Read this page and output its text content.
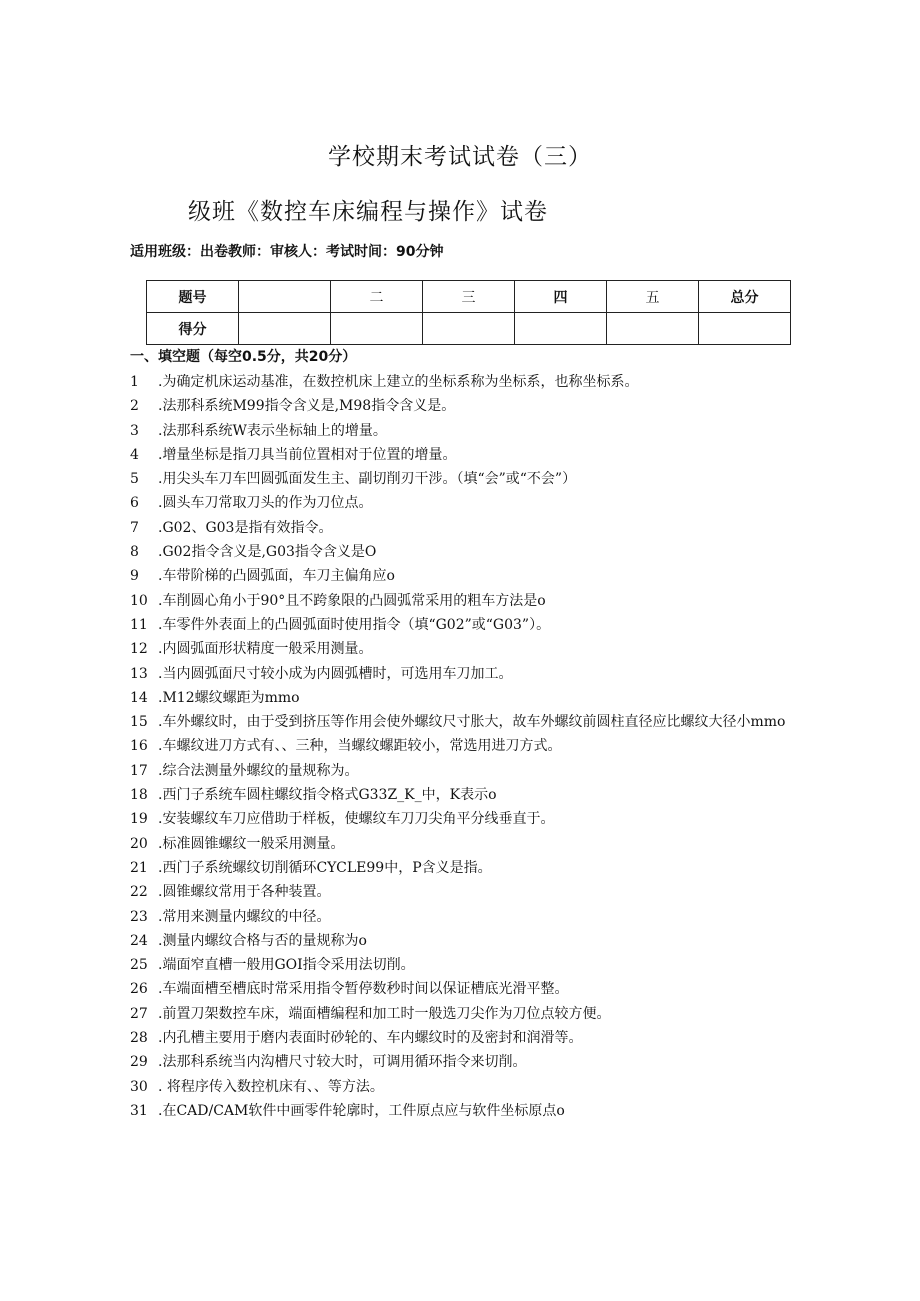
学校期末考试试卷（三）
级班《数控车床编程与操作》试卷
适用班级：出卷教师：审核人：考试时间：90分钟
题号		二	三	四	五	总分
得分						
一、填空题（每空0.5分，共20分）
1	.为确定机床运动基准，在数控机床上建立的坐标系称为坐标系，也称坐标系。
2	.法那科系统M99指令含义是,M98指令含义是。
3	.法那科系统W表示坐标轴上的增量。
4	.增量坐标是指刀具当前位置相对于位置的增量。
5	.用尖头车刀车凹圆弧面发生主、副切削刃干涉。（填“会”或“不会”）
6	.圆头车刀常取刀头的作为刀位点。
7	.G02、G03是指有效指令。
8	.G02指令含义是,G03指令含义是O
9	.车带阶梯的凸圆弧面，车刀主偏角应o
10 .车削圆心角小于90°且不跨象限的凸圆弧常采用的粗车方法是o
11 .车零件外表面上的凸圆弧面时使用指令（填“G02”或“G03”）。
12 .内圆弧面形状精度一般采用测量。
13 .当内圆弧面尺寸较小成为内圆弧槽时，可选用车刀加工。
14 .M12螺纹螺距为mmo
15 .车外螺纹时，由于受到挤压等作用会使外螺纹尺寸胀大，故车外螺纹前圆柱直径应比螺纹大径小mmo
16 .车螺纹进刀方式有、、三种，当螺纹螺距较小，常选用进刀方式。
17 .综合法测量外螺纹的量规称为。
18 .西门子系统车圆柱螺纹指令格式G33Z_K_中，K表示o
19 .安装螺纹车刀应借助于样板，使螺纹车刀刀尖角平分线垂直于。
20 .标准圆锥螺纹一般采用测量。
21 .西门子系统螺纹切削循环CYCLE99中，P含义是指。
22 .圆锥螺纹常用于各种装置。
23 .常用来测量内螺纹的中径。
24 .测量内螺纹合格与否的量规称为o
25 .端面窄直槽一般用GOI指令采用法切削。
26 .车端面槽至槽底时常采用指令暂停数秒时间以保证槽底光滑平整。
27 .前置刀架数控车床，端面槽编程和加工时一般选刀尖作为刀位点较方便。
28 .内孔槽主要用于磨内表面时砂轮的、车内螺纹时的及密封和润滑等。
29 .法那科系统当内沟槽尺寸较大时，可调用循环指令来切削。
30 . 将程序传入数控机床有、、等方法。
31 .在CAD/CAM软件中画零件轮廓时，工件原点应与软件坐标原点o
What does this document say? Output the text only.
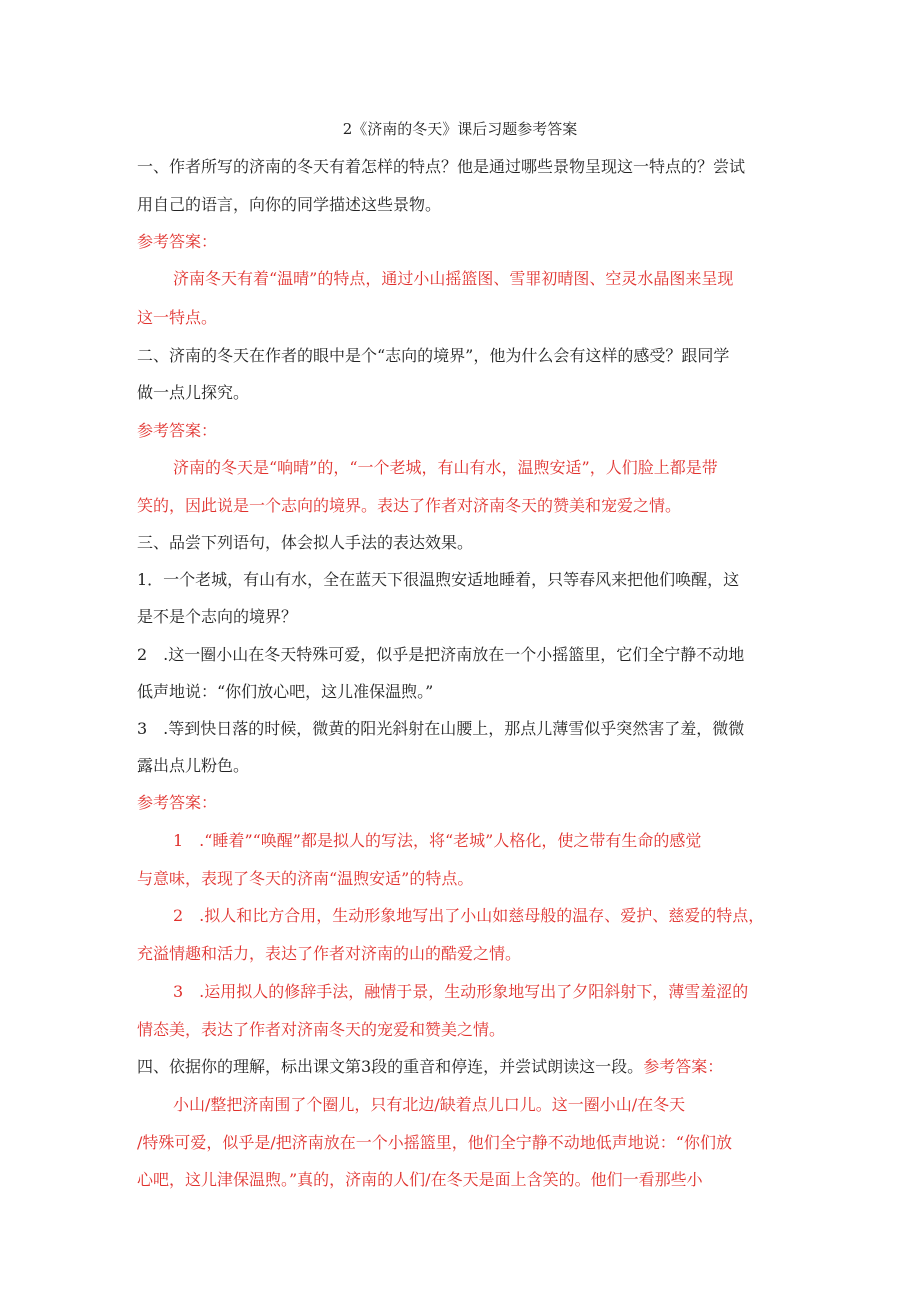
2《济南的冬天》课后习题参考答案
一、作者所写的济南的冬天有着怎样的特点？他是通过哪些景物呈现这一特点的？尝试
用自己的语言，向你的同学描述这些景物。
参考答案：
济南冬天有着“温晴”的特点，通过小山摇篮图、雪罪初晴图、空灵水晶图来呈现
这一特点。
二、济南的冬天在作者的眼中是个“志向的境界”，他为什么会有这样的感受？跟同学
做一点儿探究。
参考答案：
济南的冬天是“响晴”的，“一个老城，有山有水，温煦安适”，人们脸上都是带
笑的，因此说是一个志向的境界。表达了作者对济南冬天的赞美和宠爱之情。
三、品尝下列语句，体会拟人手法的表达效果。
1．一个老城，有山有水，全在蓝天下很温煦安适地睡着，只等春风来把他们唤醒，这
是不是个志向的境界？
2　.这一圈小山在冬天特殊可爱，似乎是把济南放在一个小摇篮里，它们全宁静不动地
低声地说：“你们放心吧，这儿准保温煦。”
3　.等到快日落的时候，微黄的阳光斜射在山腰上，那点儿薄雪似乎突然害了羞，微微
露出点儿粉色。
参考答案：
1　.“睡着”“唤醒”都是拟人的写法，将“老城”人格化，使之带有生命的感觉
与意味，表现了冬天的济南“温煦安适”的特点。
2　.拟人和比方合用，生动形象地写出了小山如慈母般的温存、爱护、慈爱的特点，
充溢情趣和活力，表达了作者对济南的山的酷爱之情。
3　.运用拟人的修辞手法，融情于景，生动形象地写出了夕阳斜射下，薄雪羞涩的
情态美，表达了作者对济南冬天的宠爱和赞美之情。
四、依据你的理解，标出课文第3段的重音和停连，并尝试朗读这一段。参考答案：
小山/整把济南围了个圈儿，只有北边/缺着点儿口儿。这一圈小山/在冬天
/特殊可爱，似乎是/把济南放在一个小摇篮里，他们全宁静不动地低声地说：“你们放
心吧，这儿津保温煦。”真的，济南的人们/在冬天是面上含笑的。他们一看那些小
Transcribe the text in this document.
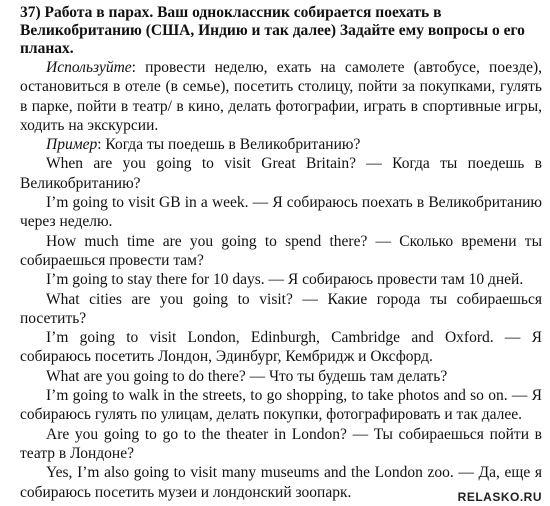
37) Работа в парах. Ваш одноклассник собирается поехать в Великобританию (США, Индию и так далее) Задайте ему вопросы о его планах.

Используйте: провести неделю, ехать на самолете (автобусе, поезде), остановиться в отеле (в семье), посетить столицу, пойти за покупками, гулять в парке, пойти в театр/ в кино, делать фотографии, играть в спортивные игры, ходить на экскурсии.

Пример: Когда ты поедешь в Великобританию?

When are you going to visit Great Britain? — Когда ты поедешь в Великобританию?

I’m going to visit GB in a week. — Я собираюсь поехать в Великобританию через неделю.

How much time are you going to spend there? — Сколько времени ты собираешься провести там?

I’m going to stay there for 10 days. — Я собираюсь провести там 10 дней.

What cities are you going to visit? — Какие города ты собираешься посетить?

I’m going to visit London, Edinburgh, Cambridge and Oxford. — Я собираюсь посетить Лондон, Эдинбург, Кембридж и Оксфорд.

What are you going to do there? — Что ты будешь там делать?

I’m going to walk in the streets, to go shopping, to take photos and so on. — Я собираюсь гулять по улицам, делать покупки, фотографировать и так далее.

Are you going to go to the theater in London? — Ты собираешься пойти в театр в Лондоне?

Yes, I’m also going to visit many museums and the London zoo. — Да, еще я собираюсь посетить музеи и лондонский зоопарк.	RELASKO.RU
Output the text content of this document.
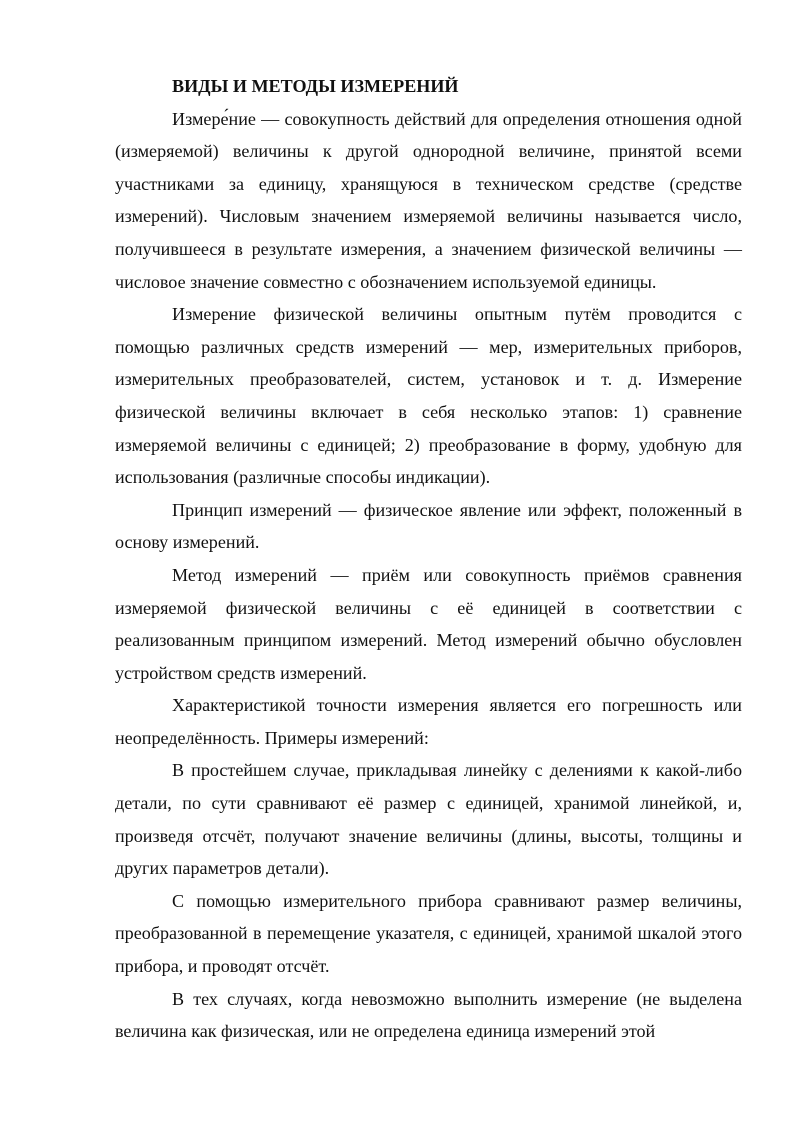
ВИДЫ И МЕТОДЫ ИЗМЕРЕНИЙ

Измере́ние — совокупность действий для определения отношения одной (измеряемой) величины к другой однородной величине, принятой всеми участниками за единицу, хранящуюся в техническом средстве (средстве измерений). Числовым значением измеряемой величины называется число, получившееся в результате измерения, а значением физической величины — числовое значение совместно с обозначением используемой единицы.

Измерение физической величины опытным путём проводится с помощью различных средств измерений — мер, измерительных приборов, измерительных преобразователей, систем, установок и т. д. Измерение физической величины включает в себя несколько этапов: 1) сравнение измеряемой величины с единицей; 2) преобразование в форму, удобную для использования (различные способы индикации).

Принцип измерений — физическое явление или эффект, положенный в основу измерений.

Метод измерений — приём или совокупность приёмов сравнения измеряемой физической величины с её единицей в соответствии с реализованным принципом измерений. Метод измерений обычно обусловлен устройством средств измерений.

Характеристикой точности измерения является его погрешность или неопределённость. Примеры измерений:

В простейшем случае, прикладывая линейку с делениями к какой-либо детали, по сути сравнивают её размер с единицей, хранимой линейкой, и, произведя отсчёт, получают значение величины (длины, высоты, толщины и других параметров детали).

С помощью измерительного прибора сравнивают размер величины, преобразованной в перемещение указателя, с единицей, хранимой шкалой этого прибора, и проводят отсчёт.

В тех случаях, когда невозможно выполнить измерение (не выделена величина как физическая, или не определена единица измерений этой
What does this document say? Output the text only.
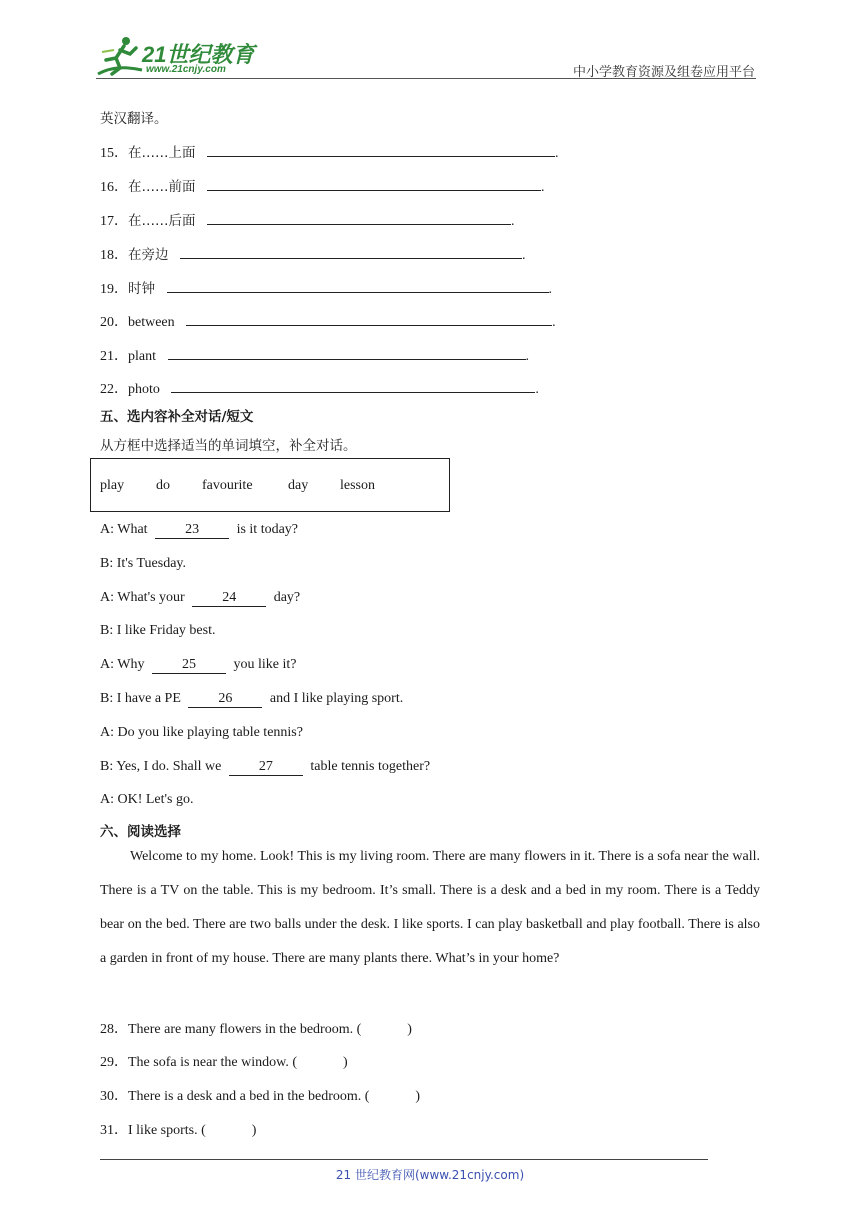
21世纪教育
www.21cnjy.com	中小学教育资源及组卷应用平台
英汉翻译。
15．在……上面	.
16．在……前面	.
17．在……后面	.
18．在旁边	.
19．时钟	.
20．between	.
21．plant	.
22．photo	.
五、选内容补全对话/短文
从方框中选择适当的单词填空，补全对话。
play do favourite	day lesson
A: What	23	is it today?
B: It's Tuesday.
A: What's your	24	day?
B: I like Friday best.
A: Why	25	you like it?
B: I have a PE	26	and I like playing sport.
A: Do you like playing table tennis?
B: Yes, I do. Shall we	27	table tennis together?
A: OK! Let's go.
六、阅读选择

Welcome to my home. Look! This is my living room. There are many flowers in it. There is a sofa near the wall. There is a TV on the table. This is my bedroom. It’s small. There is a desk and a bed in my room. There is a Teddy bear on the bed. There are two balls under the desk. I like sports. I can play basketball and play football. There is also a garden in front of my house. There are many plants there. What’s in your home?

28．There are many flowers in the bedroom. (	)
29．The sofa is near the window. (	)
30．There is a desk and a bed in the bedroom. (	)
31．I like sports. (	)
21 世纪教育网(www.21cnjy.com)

* [Work to complete]: Copy out every line from the records that has the word "хранимой".

* [Task output]:
В простейшем случае, прикладывая линейку с делениями к какой-либо детали, по сути сравнивают её размер с единицей, хранимой линейкой, и, произведя отсчёт, получают значение величины (длины, высоты, толщины и других параметров детали).
С помощью измерительного прибора сравнивают размер величины, преобразованной в перемещение указателя, с единицей, хранимой шкалой этого прибора, и проводят отсчёт.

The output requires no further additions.